**What you are asked to do**: Collect every line of the records below that contains the word "name".

Dataset listings of figures

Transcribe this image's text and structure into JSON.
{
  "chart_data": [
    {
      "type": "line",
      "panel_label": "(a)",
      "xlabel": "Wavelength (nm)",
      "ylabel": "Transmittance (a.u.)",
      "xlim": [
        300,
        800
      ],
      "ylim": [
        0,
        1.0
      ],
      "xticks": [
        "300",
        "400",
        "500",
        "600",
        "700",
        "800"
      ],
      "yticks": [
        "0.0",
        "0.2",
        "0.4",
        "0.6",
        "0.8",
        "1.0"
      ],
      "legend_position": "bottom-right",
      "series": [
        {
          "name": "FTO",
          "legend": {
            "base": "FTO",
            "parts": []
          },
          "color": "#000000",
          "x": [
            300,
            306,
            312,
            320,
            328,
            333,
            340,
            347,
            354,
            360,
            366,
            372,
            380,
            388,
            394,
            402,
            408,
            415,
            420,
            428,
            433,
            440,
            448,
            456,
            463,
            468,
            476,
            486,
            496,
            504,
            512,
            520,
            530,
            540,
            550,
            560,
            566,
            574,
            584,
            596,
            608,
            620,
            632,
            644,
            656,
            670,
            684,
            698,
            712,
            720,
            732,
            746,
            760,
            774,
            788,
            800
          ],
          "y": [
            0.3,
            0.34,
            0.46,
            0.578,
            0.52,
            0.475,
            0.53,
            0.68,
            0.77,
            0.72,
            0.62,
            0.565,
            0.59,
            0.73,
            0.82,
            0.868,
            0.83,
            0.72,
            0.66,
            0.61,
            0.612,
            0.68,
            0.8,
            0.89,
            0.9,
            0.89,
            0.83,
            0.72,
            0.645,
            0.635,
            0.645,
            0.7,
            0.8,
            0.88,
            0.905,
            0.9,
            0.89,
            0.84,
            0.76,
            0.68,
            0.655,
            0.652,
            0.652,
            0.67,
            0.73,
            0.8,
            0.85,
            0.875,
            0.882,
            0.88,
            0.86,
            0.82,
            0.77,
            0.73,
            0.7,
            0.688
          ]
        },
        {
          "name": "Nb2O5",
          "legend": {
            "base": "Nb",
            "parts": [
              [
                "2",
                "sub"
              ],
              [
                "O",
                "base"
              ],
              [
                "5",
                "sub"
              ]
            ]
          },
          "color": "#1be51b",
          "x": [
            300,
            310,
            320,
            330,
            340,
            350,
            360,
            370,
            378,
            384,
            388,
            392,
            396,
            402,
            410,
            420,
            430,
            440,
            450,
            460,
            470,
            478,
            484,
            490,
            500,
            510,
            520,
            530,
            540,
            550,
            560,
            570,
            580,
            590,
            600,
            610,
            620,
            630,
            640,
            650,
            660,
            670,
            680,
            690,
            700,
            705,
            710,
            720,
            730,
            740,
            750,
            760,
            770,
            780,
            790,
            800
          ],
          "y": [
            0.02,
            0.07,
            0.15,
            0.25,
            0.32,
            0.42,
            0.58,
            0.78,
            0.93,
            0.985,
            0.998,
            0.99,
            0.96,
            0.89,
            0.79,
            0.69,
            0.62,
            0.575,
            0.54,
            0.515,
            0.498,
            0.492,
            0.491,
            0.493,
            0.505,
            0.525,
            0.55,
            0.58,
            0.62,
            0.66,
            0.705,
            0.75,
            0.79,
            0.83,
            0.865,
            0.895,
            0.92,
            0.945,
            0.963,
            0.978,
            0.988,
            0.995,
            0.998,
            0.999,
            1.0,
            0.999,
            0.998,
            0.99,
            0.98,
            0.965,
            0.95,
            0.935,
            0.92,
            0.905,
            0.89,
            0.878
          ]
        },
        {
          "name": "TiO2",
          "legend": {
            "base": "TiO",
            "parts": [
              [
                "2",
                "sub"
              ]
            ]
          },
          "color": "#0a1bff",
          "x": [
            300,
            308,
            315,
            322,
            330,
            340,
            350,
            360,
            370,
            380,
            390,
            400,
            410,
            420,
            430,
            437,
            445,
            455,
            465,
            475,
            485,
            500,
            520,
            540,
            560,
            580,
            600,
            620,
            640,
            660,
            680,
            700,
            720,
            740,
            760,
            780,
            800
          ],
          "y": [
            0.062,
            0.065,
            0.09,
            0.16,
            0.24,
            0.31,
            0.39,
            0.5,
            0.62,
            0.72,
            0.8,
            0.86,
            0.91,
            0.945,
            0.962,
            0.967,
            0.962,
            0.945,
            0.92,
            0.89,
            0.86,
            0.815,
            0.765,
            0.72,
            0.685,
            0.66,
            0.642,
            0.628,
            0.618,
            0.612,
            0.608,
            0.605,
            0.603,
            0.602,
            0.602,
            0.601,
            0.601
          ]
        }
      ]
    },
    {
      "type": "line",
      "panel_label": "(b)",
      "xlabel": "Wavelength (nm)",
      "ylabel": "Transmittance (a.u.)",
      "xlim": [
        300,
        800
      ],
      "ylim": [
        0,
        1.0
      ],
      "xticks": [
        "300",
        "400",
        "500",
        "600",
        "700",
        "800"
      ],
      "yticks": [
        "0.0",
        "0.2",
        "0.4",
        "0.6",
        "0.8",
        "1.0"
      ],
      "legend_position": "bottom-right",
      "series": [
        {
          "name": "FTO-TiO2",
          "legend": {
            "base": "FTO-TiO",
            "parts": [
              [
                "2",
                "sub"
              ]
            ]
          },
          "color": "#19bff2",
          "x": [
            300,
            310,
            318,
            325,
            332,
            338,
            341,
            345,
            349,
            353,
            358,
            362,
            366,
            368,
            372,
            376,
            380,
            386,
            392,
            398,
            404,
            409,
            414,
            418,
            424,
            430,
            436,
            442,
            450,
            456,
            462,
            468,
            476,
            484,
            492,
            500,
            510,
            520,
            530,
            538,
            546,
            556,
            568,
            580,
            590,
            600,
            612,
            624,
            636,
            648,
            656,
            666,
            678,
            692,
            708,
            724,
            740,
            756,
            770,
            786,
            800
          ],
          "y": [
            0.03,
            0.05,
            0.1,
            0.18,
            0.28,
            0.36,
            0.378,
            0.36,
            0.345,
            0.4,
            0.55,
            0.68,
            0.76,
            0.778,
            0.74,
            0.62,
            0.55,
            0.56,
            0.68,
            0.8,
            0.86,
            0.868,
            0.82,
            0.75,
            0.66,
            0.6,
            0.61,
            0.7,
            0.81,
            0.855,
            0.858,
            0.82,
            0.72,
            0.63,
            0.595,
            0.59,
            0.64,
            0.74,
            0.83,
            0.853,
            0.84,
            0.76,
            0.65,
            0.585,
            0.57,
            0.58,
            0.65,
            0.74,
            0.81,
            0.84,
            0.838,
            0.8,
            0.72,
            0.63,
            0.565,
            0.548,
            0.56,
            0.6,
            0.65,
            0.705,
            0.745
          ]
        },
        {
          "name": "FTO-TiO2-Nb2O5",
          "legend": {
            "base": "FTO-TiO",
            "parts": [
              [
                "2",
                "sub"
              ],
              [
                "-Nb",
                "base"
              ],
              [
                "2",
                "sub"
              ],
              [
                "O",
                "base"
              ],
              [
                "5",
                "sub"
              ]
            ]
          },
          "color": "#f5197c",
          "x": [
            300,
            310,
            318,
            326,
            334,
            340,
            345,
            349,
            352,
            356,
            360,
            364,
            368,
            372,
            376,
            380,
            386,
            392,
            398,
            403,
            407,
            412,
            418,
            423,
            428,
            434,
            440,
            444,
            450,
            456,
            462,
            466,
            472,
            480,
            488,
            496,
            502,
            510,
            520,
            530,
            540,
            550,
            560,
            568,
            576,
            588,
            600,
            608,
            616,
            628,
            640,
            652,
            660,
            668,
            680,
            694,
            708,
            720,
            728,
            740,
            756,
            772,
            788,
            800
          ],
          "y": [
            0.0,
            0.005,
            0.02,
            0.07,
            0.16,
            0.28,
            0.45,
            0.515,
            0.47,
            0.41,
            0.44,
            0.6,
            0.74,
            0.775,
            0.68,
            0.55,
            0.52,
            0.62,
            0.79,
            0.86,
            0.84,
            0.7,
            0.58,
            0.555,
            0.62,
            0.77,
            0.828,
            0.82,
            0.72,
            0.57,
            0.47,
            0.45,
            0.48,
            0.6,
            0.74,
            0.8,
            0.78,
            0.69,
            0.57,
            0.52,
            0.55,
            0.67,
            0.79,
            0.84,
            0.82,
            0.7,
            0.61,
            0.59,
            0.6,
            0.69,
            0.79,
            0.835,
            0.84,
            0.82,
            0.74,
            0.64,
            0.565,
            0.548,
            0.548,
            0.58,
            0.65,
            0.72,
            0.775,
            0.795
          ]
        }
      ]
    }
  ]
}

**Full answer**:
          "name": "FTO",
          "name": "Nb2O5",
          "name": "TiO2",
          "name": "FTO-TiO2",
          "name": "FTO-TiO2-Nb2O5",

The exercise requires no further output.